[What you have to do] Where a line below holds the string "page", copy that line.

▬▬▬

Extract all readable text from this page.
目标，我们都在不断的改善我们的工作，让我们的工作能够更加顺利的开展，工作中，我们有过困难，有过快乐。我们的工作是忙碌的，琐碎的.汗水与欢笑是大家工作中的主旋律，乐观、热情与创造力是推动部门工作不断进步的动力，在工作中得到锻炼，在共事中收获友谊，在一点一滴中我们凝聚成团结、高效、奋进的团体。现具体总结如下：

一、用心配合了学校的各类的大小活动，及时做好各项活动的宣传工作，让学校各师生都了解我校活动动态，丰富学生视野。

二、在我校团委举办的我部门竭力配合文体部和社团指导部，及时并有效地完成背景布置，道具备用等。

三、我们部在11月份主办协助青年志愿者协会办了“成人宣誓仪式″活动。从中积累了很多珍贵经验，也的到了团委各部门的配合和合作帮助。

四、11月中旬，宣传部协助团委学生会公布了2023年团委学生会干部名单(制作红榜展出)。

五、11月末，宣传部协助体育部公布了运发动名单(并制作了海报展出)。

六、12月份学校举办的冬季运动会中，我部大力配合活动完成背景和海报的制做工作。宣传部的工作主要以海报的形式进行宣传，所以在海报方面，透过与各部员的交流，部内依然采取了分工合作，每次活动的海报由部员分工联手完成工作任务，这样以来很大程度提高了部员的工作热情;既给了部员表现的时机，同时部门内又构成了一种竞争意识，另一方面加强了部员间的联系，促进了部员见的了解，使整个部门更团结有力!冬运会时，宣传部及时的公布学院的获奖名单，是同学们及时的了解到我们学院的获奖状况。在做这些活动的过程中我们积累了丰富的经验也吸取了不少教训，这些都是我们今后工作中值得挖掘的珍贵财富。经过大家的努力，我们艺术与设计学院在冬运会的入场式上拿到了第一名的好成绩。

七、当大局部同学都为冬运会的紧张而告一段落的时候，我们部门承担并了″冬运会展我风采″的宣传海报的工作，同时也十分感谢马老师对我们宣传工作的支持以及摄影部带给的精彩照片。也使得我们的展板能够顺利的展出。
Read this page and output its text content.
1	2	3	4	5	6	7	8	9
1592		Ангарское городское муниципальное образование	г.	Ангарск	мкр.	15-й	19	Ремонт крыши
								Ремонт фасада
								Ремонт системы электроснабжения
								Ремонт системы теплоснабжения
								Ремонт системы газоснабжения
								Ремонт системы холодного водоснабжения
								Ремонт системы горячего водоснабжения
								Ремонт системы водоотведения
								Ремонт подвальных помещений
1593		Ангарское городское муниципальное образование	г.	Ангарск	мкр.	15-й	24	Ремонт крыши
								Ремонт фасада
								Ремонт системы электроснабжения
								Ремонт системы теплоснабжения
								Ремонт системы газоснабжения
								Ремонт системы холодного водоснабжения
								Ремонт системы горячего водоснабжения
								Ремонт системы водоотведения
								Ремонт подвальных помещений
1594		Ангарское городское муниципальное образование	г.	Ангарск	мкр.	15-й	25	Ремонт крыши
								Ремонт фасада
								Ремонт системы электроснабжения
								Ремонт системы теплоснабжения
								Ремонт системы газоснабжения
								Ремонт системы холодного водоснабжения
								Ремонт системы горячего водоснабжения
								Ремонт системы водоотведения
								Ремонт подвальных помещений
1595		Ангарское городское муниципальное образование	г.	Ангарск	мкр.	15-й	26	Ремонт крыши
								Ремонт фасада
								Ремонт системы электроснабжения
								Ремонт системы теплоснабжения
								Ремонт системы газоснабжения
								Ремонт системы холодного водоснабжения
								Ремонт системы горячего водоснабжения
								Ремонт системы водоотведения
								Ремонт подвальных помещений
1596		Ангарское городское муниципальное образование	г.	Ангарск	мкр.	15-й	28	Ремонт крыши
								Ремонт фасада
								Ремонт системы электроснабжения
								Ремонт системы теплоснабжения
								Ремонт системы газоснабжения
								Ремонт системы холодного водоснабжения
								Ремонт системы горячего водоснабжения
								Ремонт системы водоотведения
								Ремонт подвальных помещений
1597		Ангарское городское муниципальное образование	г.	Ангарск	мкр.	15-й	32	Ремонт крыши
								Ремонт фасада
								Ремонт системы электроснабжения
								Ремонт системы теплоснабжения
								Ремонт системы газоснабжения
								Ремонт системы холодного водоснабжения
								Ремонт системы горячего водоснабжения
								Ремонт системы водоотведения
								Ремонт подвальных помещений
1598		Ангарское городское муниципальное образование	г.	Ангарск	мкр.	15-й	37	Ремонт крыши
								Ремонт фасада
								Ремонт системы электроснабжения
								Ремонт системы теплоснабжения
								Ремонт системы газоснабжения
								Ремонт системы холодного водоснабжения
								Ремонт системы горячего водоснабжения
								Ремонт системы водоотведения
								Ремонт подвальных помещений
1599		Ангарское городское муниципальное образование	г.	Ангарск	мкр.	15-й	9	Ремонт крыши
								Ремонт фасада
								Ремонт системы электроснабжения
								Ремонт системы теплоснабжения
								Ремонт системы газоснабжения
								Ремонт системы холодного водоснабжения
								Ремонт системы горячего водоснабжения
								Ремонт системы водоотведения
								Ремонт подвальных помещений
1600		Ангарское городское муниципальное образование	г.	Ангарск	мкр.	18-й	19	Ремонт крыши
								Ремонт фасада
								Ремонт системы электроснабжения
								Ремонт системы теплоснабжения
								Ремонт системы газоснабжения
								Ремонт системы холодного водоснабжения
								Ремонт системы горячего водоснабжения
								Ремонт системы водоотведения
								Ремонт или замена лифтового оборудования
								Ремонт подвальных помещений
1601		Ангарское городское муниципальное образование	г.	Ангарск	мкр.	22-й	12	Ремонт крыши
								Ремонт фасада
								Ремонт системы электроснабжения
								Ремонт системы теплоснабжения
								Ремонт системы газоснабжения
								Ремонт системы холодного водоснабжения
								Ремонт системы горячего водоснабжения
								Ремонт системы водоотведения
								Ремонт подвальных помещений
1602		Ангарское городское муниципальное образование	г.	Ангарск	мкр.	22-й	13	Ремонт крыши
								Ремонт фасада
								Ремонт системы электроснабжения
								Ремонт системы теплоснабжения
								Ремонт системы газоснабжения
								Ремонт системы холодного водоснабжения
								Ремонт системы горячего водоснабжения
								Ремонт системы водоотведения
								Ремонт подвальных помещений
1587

▬▬▬

[Result]
Extract all readable text from this page.
Read this page and output its text content.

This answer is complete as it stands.